[start of SOURCE PASSAGE]

This “disappearing revenue” provision continually lowers the tax rate on oil companies from SB 21’s reduced 27% effective rate on profits today, to roughly half that in future years. Oil companies will get the gift of among the lowest tax rates in the world, at your expense.
I want you to be informed when you vote on repealing this law in August. SB 21 is a pathway to underfunded schools, lost road and energy project jobs, and continued $1 billion-plus deficits.
Thanks to respected leaders across the political spectrum – including former First Lady Bella Hammond, Constitutional Delegate Vic Fischer, Independent and Democratic gubernatorial candidates Byron Mallott and Bill Walker, Democratic and Republican legislators Gary Stevens (R-Kodiak), Bill Wielechowski (D-Anchorage), Bert Stedman (R-Sitka), Hollis French (D-Anchorage), former Mayors Jim Whittaker (R-Fairbanks) and Jack Roderick (D-Anchorage) and many others – for speaking up.
Repealing SB 21 will tell legislators to write a law that provides a fair share for our oil, and effective oil production incentives. Allowing corporations to take the billions they’ll get from a reduced Alaska share, to spend on their foreign oil operations, isn’t a fair partnership. Reasonable tax breaks should be earned by investing in Alaska.

[end of SOURCE PASSAGE]
[start of RECORDS FOR THE EXERCISE]

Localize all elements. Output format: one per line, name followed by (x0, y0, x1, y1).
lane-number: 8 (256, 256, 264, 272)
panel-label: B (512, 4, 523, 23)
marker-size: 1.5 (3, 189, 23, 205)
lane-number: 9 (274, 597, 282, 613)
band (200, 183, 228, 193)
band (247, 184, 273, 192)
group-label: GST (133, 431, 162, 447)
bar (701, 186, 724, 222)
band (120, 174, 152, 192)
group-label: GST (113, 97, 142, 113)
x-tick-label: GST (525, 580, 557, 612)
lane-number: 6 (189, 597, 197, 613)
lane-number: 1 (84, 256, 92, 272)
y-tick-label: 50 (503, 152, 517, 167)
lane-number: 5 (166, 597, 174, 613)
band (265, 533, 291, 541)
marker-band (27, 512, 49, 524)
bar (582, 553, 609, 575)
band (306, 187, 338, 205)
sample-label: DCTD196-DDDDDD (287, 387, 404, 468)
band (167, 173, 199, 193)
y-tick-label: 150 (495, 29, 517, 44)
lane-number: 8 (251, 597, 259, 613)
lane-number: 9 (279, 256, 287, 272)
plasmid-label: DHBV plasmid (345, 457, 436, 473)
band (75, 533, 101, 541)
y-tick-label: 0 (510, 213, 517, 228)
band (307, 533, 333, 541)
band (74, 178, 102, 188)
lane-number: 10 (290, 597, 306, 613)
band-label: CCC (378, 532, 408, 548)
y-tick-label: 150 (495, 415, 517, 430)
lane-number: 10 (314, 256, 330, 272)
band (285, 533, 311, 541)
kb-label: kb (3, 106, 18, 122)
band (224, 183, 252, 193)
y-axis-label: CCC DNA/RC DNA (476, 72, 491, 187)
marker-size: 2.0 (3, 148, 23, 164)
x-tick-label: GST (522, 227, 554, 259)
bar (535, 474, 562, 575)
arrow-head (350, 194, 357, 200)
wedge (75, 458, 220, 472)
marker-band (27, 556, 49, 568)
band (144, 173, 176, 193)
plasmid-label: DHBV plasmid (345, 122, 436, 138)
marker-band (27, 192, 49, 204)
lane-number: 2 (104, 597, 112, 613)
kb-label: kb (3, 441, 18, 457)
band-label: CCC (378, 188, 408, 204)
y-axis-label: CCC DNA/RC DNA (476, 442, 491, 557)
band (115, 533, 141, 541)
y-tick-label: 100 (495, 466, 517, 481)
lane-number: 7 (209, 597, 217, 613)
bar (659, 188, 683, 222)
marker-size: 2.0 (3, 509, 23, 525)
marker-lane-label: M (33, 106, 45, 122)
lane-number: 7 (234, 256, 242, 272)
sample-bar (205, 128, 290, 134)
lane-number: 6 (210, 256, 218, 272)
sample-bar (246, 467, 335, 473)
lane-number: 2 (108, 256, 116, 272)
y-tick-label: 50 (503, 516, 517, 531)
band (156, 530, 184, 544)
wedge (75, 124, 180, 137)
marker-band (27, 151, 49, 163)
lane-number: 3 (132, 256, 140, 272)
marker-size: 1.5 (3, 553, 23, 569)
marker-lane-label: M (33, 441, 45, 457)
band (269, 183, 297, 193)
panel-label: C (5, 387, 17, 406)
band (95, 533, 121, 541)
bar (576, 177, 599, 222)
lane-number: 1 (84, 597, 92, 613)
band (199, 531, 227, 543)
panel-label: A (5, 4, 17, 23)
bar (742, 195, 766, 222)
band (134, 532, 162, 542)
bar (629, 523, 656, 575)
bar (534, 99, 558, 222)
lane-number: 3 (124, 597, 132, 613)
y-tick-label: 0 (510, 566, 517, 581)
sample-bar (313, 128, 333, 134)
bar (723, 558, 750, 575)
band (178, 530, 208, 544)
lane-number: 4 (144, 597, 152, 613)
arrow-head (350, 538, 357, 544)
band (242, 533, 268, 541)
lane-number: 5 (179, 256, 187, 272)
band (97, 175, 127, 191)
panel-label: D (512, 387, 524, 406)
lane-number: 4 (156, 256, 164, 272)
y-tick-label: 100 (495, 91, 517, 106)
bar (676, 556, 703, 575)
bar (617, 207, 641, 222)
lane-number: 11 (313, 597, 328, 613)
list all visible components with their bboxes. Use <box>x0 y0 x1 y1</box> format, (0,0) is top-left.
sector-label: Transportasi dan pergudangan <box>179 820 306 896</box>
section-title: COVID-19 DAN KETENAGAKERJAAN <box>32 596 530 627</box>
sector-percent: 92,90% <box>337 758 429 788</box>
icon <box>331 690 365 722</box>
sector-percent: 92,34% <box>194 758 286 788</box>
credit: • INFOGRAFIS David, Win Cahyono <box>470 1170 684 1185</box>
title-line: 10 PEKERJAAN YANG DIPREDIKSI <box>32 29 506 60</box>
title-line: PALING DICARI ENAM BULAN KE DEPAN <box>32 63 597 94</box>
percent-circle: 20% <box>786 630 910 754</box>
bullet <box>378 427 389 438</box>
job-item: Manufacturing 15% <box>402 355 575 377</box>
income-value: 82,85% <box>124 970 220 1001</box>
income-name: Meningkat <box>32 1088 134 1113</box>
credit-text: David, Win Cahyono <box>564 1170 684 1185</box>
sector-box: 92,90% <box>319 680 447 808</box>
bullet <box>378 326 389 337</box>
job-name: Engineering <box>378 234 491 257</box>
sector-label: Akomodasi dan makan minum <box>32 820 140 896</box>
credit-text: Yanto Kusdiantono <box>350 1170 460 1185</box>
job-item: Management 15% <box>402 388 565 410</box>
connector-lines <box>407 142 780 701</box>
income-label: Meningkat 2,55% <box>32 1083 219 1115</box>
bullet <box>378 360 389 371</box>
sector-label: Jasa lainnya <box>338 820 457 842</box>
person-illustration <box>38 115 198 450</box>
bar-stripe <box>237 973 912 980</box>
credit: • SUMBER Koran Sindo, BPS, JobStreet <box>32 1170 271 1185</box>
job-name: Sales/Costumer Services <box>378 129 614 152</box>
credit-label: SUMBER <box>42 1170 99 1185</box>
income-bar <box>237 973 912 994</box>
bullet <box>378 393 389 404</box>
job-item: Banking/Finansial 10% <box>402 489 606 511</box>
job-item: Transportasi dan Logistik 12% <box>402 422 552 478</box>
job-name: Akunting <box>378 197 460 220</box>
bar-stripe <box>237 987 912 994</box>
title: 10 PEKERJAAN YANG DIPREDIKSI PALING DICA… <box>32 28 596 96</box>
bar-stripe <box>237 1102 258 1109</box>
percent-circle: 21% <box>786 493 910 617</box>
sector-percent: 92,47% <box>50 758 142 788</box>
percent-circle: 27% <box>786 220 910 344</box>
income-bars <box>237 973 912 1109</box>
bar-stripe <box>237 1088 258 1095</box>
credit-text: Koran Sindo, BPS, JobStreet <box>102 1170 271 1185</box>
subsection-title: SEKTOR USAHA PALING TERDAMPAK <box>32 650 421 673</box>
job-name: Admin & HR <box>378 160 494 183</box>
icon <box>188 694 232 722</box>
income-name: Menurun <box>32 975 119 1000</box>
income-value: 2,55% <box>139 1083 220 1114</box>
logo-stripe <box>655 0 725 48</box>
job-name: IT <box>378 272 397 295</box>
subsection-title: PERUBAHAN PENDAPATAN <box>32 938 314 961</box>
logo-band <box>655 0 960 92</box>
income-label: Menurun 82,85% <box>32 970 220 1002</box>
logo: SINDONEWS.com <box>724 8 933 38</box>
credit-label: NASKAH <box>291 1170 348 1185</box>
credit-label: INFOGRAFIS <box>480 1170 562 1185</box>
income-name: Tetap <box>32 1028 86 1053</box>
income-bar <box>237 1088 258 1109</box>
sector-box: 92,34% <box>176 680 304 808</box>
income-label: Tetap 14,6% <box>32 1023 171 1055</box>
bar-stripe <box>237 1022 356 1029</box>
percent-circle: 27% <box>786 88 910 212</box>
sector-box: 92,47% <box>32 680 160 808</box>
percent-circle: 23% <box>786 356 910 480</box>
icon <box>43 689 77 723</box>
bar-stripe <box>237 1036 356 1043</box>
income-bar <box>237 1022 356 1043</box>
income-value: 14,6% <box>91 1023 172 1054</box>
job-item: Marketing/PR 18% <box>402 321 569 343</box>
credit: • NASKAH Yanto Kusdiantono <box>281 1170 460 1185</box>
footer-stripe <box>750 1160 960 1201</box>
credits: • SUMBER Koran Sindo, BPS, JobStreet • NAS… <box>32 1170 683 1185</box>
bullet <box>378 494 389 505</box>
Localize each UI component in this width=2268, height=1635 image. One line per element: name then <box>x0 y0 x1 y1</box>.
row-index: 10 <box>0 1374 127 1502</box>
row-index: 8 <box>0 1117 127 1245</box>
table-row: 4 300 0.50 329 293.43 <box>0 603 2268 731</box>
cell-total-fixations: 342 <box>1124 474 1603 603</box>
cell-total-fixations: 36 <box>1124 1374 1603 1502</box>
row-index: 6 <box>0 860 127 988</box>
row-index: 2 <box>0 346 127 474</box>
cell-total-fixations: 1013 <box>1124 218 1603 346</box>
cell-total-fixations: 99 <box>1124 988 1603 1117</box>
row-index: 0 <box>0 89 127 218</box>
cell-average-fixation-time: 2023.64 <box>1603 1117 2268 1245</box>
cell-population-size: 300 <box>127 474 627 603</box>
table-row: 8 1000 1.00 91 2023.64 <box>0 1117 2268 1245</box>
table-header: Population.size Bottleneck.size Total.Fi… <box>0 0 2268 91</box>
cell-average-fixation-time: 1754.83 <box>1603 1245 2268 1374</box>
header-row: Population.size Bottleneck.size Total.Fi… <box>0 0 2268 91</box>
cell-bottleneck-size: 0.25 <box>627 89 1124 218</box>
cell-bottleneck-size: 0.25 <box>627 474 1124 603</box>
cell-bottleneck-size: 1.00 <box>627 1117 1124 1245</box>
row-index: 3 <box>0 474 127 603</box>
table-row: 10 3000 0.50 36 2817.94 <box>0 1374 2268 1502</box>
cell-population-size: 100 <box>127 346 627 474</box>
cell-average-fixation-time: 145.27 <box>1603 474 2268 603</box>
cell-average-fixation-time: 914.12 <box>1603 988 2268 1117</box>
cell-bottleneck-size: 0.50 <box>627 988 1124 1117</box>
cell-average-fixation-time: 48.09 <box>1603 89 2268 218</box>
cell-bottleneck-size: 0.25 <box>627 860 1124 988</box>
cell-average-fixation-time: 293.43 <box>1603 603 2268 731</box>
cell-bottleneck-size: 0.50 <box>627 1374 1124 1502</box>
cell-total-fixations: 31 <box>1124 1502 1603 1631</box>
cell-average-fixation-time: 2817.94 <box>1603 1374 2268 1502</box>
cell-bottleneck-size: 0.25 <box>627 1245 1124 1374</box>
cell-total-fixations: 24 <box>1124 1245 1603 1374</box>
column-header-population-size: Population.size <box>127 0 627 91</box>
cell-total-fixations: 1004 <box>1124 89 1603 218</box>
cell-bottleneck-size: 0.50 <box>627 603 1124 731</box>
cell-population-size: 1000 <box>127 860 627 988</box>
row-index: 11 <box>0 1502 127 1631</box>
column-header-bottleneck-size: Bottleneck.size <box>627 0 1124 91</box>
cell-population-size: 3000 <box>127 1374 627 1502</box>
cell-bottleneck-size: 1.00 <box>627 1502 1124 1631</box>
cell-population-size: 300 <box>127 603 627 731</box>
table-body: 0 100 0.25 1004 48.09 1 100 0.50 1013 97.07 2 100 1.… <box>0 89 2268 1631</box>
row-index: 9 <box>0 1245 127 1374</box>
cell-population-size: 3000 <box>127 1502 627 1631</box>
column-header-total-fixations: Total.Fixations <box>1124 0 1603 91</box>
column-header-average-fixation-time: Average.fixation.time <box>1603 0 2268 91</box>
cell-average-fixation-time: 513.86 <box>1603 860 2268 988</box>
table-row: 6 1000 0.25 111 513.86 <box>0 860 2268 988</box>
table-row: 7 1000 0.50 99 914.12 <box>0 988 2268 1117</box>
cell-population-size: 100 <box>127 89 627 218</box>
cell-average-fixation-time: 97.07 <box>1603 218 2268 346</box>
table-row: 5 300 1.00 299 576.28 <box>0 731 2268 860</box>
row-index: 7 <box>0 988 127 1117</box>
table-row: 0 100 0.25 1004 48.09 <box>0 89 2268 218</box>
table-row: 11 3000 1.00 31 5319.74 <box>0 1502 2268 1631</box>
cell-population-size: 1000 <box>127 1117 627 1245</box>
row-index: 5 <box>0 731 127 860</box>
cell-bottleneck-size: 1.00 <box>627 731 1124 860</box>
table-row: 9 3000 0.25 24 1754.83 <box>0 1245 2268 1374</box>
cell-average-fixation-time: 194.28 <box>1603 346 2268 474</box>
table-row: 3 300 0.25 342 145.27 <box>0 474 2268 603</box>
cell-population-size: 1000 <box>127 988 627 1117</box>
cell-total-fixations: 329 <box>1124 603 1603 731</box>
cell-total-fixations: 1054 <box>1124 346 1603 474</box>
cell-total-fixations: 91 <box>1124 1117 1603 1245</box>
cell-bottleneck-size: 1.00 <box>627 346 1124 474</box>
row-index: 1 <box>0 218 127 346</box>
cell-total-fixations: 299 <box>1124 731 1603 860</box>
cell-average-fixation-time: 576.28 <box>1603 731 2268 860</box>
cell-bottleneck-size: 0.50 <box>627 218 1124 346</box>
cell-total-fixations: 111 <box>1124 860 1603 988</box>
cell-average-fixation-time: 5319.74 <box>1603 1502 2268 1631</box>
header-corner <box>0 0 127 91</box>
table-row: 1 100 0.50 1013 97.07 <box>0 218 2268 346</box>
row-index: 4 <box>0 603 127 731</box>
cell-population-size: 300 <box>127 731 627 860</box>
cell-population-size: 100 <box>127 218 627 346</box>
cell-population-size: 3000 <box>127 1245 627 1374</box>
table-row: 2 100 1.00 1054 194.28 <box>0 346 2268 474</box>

[end of RECORDS FOR THE EXERCISE]

◆ EXERCISE REQUIREMENTS:
1/ Repeat, word for word, the part of the passage on SB 21 starting at "Thanks to respected" and ending at "investing in Alaska.".
2/ Transcribe the records exactly, starting at their first line and ending at the line that contains "group-label: GST (113, 97, 142, 113)", with both of those lines included.
The text and the records were taken from unrelated sources.

◆ ANSWERS GIVEN:
1/
Thanks to respected leaders across the political spectrum – including former First Lady Bella Hammond, Constitutional Delegate Vic Fischer, Independent and Democratic gubernatorial candidates Byron Mallott and Bill Walker, Democratic and Republican legislators Gary Stevens (R-Kodiak), Bill Wielechowski (D-Anchorage), Bert Stedman (R-Sitka), Hollis French (D-Anchorage), former Mayors Jim Whittaker (R-Fairbanks) and Jack Roderick (D-Anchorage) and many others – for speaking up.
Repealing SB 21 will tell legislators to write a law that provides a fair share for our oil, and effective oil production incentives. Allowing corporations to take the billions they’ll get from a reduced Alaska share, to spend on their foreign oil operations, isn’t a fair partnership. Reasonable tax breaks should be earned by investing in Alaska.

2/
Localize all elements. Output format: one per line, name followed by (x0, y0, x1, y1).
lane-number: 8 (256, 256, 264, 272)
panel-label: B (512, 4, 523, 23)
marker-size: 1.5 (3, 189, 23, 205)
lane-number: 9 (274, 597, 282, 613)
band (200, 183, 228, 193)
band (247, 184, 273, 192)
group-label: GST (133, 431, 162, 447)
bar (701, 186, 724, 222)
band (120, 174, 152, 192)
group-label: GST (113, 97, 142, 113)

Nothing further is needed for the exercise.